**SHORT PROBLEM:**
Repeat every record below exactly, but leave out any pictures.

## BEGIN

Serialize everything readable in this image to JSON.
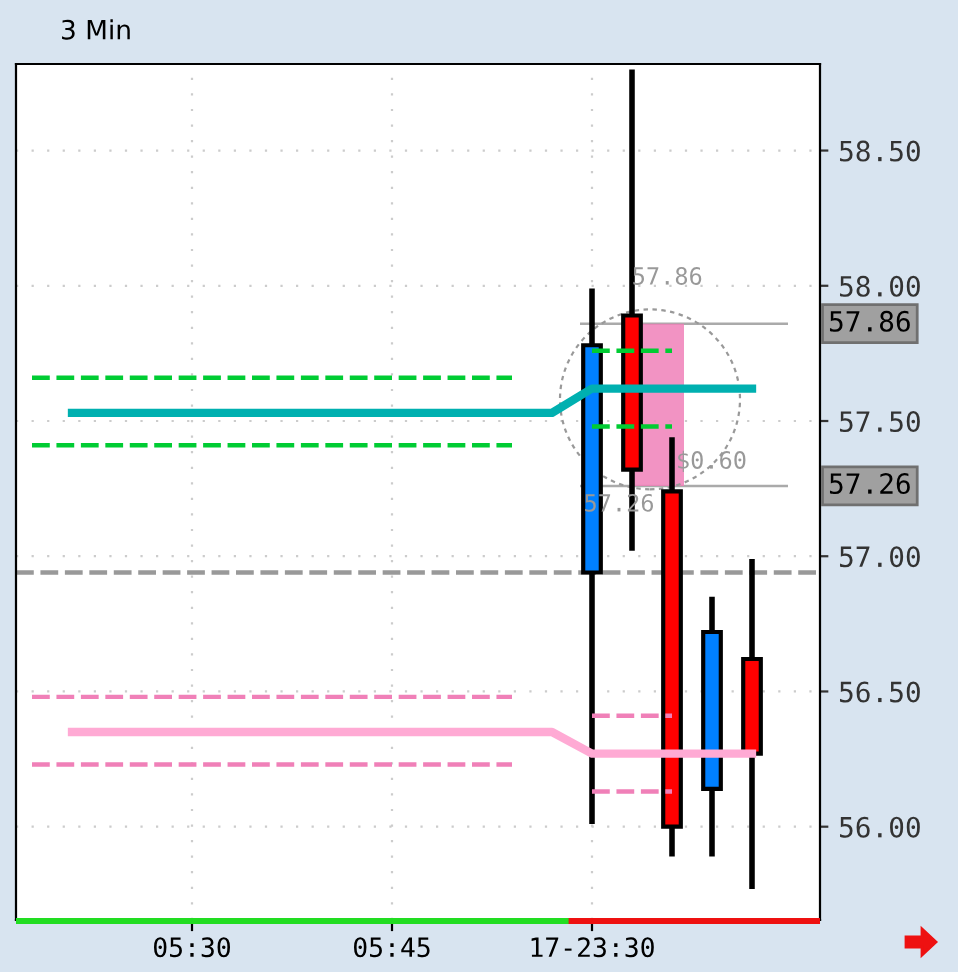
{
  "chart_data": {
    "type": "candlestick",
    "title": "3 Min",
    "categories": [
      null,
      null,
      null,
      null,
      "05:30",
      null,
      null,
      null,
      null,
      "05:45",
      null,
      null,
      null,
      null,
      "17-23:30",
      null,
      null,
      null,
      null,
      null
    ],
    "ohlc": [
      null,
      null,
      null,
      null,
      null,
      null,
      null,
      null,
      null,
      null,
      null,
      null,
      null,
      null,
      [
        56.94,
        57.99,
        56.01,
        57.78
      ],
      [
        57.89,
        58.8,
        57.02,
        57.32
      ],
      [
        57.24,
        57.44,
        55.89,
        56.0
      ],
      [
        56.14,
        56.85,
        55.89,
        56.72
      ],
      [
        56.62,
        56.99,
        55.77,
        56.27
      ],
      null
    ],
    "colors": [
      null,
      null,
      null,
      null,
      null,
      null,
      null,
      null,
      null,
      null,
      null,
      null,
      null,
      null,
      "#0080ff",
      "#ff0000",
      "#ff0000",
      "#0080ff",
      "#ff0000",
      null
    ],
    "series": [
      {
        "type": "line",
        "color": "#00b0b0",
        "line_style": "solid",
        "values": [
          null,
          57.53,
          57.53,
          57.53,
          57.53,
          57.53,
          57.53,
          57.53,
          57.53,
          57.53,
          57.53,
          57.53,
          57.53,
          57.53,
          57.62,
          57.62,
          57.62,
          57.62,
          57.62,
          null
        ]
      },
      {
        "type": "line",
        "color": "#00cc33",
        "line_style": "dashed",
        "values": [
          57.66,
          57.66,
          57.66,
          57.66,
          57.66,
          57.66,
          57.66,
          57.66,
          57.66,
          57.66,
          57.66,
          57.66,
          57.66,
          null,
          null,
          null,
          null,
          null,
          null,
          null
        ]
      },
      {
        "type": "line",
        "color": "#00cc33",
        "line_style": "dashed",
        "values": [
          null,
          null,
          null,
          null,
          null,
          null,
          null,
          null,
          null,
          null,
          null,
          null,
          null,
          null,
          57.76,
          57.76,
          57.76,
          null,
          null,
          null
        ]
      },
      {
        "type": "line",
        "color": "#00cc33",
        "line_style": "dashed",
        "values": [
          57.41,
          57.41,
          57.41,
          57.41,
          57.41,
          57.41,
          57.41,
          57.41,
          57.41,
          57.41,
          57.41,
          57.41,
          57.41,
          null,
          null,
          null,
          null,
          null,
          null,
          null
        ]
      },
      {
        "type": "line",
        "color": "#00cc33",
        "line_style": "dashed",
        "values": [
          null,
          null,
          null,
          null,
          null,
          null,
          null,
          null,
          null,
          null,
          null,
          null,
          null,
          null,
          57.48,
          57.48,
          57.48,
          null,
          null,
          null
        ]
      },
      {
        "type": "line",
        "color": "#ffaad4",
        "line_style": "solid",
        "values": [
          null,
          56.35,
          56.35,
          56.35,
          56.35,
          56.35,
          56.35,
          56.35,
          56.35,
          56.35,
          56.35,
          56.35,
          56.35,
          56.35,
          56.27,
          56.27,
          56.27,
          56.27,
          56.27,
          null
        ]
      },
      {
        "type": "line",
        "color": "#f080b8",
        "line_style": "dashed",
        "values": [
          56.48,
          56.48,
          56.48,
          56.48,
          56.48,
          56.48,
          56.48,
          56.48,
          56.48,
          56.48,
          56.48,
          56.48,
          56.48,
          null,
          null,
          null,
          null,
          null,
          null,
          null
        ]
      },
      {
        "type": "line",
        "color": "#f080b8",
        "line_style": "dashed",
        "values": [
          null,
          null,
          null,
          null,
          null,
          null,
          null,
          null,
          null,
          null,
          null,
          null,
          null,
          null,
          56.41,
          56.41,
          56.41,
          null,
          null,
          null
        ]
      },
      {
        "type": "line",
        "color": "#f080b8",
        "line_style": "dashed",
        "values": [
          56.23,
          56.23,
          56.23,
          56.23,
          56.23,
          56.23,
          56.23,
          56.23,
          56.23,
          56.23,
          56.23,
          56.23,
          56.23,
          null,
          null,
          null,
          null,
          null,
          null,
          null
        ]
      },
      {
        "type": "line",
        "color": "#f080b8",
        "line_style": "dashed",
        "values": [
          null,
          null,
          null,
          null,
          null,
          null,
          null,
          null,
          null,
          null,
          null,
          null,
          null,
          null,
          56.13,
          56.13,
          56.13,
          null,
          null,
          null
        ]
      }
    ],
    "ref_lines": [
      {
        "axis": "y",
        "value": 56.94,
        "color": "#999999",
        "line_style": "dashed"
      },
      {
        "axis": "y",
        "value": 57.86,
        "label": "57.86",
        "color": "#aaaaaa",
        "line_style": "solid"
      },
      {
        "axis": "y",
        "value": 57.26,
        "label": "57.26",
        "color": "#aaaaaa",
        "line_style": "solid"
      }
    ],
    "annotations": [
      "57.86",
      "57.26",
      "$0.60"
    ],
    "ylim": [
      55.655,
      58.82
    ],
    "yticks": [
      {
        "value": 56,
        "label": "56.00"
      },
      {
        "value": 56.5,
        "label": "56.50"
      },
      {
        "value": 57,
        "label": "57.00"
      },
      {
        "value": 57.5,
        "label": "57.50"
      },
      {
        "value": 58,
        "label": "58.00"
      },
      {
        "value": 58.5,
        "label": "58.50"
      }
    ],
    "grid": true
  }
}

## END

**FINAL RESULT:**
Serialize everything readable in this image to JSON.
{
  "chart_data": {
    "type": "candlestick",
    "title": "3 Min",
    "categories": [
      null,
      null,
      null,
      null,
      "05:30",
      null,
      null,
      null,
      null,
      "05:45",
      null,
      null,
      null,
      null,
      "17-23:30",
      null,
      null,
      null,
      null,
      null
    ],
    "ohlc": [
      null,
      null,
      null,
      null,
      null,
      null,
      null,
      null,
      null,
      null,
      null,
      null,
      null,
      null,
      [
        56.94,
        57.99,
        56.01,
        57.78
      ],
      [
        57.89,
        58.8,
        57.02,
        57.32
      ],
      [
        57.24,
        57.44,
        55.89,
        56.0
      ],
      [
        56.14,
        56.85,
        55.89,
        56.72
      ],
      [
        56.62,
        56.99,
        55.77,
        56.27
      ],
      null
    ],
    "colors": [
      null,
      null,
      null,
      null,
      null,
      null,
      null,
      null,
      null,
      null,
      null,
      null,
      null,
      null,
      "#0080ff",
      "#ff0000",
      "#ff0000",
      "#0080ff",
      "#ff0000",
      null
    ],
    "series": [
      {
        "type": "line",
        "color": "#00b0b0",
        "line_style": "solid",
        "values": [
          null,
          57.53,
          57.53,
          57.53,
          57.53,
          57.53,
          57.53,
          57.53,
          57.53,
          57.53,
          57.53,
          57.53,
          57.53,
          57.53,
          57.62,
          57.62,
          57.62,
          57.62,
          57.62,
          null
        ]
      },
      {
        "type": "line",
        "color": "#00cc33",
        "line_style": "dashed",
        "values": [
          57.66,
          57.66,
          57.66,
          57.66,
          57.66,
          57.66,
          57.66,
          57.66,
          57.66,
          57.66,
          57.66,
          57.66,
          57.66,
          null,
          null,
          null,
          null,
          null,
          null,
          null
        ]
      },
      {
        "type": "line",
        "color": "#00cc33",
        "line_style": "dashed",
        "values": [
          null,
          null,
          null,
          null,
          null,
          null,
          null,
          null,
          null,
          null,
          null,
          null,
          null,
          null,
          57.76,
          57.76,
          57.76,
          null,
          null,
          null
        ]
      },
      {
        "type": "line",
        "color": "#00cc33",
        "line_style": "dashed",
        "values": [
          57.41,
          57.41,
          57.41,
          57.41,
          57.41,
          57.41,
          57.41,
          57.41,
          57.41,
          57.41,
          57.41,
          57.41,
          57.41,
          null,
          null,
          null,
          null,
          null,
          null,
          null
        ]
      },
      {
        "type": "line",
        "color": "#00cc33",
        "line_style": "dashed",
        "values": [
          null,
          null,
          null,
          null,
          null,
          null,
          null,
          null,
          null,
          null,
          null,
          null,
          null,
          null,
          57.48,
          57.48,
          57.48,
          null,
          null,
          null
        ]
      },
      {
        "type": "line",
        "color": "#ffaad4",
        "line_style": "solid",
        "values": [
          null,
          56.35,
          56.35,
          56.35,
          56.35,
          56.35,
          56.35,
          56.35,
          56.35,
          56.35,
          56.35,
          56.35,
          56.35,
          56.35,
          56.27,
          56.27,
          56.27,
          56.27,
          56.27,
          null
        ]
      },
      {
        "type": "line",
        "color": "#f080b8",
        "line_style": "dashed",
        "values": [
          56.48,
          56.48,
          56.48,
          56.48,
          56.48,
          56.48,
          56.48,
          56.48,
          56.48,
          56.48,
          56.48,
          56.48,
          56.48,
          null,
          null,
          null,
          null,
          null,
          null,
          null
        ]
      },
      {
        "type": "line",
        "color": "#f080b8",
        "line_style": "dashed",
        "values": [
          null,
          null,
          null,
          null,
          null,
          null,
          null,
          null,
          null,
          null,
          null,
          null,
          null,
          null,
          56.41,
          56.41,
          56.41,
          null,
          null,
          null
        ]
      },
      {
        "type": "line",
        "color": "#f080b8",
        "line_style": "dashed",
        "values": [
          56.23,
          56.23,
          56.23,
          56.23,
          56.23,
          56.23,
          56.23,
          56.23,
          56.23,
          56.23,
          56.23,
          56.23,
          56.23,
          null,
          null,
          null,
          null,
          null,
          null,
          null
        ]
      },
      {
        "type": "line",
        "color": "#f080b8",
        "line_style": "dashed",
        "values": [
          null,
          null,
          null,
          null,
          null,
          null,
          null,
          null,
          null,
          null,
          null,
          null,
          null,
          null,
          56.13,
          56.13,
          56.13,
          null,
          null,
          null
        ]
      }
    ],
    "ref_lines": [
      {
        "axis": "y",
        "value": 56.94,
        "color": "#999999",
        "line_style": "dashed"
      },
      {
        "axis": "y",
        "value": 57.86,
        "label": "57.86",
        "color": "#aaaaaa",
        "line_style": "solid"
      },
      {
        "axis": "y",
        "value": 57.26,
        "label": "57.26",
        "color": "#aaaaaa",
        "line_style": "solid"
      }
    ],
    "annotations": [
      "57.86",
      "57.26",
      "$0.60"
    ],
    "ylim": [
      55.655,
      58.82
    ],
    "yticks": [
      {
        "value": 56,
        "label": "56.00"
      },
      {
        "value": 56.5,
        "label": "56.50"
      },
      {
        "value": 57,
        "label": "57.00"
      },
      {
        "value": 57.5,
        "label": "57.50"
      },
      {
        "value": 58,
        "label": "58.00"
      },
      {
        "value": 58.5,
        "label": "58.50"
      }
    ],
    "grid": true
  }
}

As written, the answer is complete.